What needs to be done
Repeat the lines that follow, leaving nothing out.

Extracted records
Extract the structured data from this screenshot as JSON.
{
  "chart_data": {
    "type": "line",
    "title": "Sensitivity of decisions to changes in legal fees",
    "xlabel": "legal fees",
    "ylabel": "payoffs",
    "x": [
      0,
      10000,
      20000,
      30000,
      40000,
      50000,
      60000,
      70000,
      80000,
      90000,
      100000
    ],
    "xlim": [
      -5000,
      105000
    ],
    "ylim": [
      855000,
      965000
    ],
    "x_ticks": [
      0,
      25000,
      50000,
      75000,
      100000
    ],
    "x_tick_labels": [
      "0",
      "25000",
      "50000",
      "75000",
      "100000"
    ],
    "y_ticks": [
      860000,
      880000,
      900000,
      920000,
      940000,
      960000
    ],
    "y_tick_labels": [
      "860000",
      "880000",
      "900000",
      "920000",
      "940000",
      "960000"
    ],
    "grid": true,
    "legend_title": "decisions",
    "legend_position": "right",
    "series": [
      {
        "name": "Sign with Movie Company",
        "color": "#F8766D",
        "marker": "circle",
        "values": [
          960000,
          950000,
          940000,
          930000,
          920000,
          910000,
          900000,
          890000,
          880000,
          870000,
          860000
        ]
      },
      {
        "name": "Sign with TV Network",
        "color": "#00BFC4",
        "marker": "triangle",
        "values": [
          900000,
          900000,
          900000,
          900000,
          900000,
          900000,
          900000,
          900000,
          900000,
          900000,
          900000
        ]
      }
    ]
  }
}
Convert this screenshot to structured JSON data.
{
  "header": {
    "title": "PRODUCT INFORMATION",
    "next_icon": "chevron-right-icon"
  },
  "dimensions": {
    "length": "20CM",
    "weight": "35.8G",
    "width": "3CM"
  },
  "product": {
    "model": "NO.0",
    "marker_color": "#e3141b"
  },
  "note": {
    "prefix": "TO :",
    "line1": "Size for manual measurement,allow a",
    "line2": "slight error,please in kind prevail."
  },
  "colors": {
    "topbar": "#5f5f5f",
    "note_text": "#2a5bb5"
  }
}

Result of this task
Extract the structured data from this screenshot as JSON.
{
  "chart_data": {
    "type": "line",
    "title": "Sensitivity of decisions to changes in legal fees",
    "xlabel": "legal fees",
    "ylabel": "payoffs",
    "x": [
      0,
      10000,
      20000,
      30000,
      40000,
      50000,
      60000,
      70000,
      80000,
      90000,
      100000
    ],
    "xlim": [
      -5000,
      105000
    ],
    "ylim": [
      855000,
      965000
    ],
    "x_ticks": [
      0,
      25000,
      50000,
      75000,
      100000
    ],
    "x_tick_labels": [
      "0",
      "25000",
      "50000",
      "75000",
      "100000"
    ],
    "y_ticks": [
      860000,
      880000,
      900000,
      920000,
      940000,
      960000
    ],
    "y_tick_labels": [
      "860000",
      "880000",
      "900000",
      "920000",
      "940000",
      "960000"
    ],
    "grid": true,
    "legend_title": "decisions",
    "legend_position": "right",
    "series": [
      {
        "name": "Sign with Movie Company",
        "color": "#F8766D",
        "marker": "circle",
        "values": [
          960000,
          950000,
          940000,
          930000,
          920000,
          910000,
          900000,
          890000,
          880000,
          870000,
          860000
        ]
      },
      {
        "name": "Sign with TV Network",
        "color": "#00BFC4",
        "marker": "triangle",
        "values": [
          900000,
          900000,
          900000,
          900000,
          900000,
          900000,
          900000,
          900000,
          900000,
          900000,
          900000
        ]
      }
    ]
  }
}
Convert this screenshot to structured JSON data.
{
  "header": {
    "title": "PRODUCT INFORMATION",
    "next_icon": "chevron-right-icon"
  },
  "dimensions": {
    "length": "20CM",
    "weight": "35.8G",
    "width": "3CM"
  },
  "product": {
    "model": "NO.0",
    "marker_color": "#e3141b"
  },
  "note": {
    "prefix": "TO :",
    "line1": "Size for manual measurement,allow a",
    "line2": "slight error,please in kind prevail."
  },
  "colors": {
    "topbar": "#5f5f5f",
    "note_text": "#2a5bb5"
  }
}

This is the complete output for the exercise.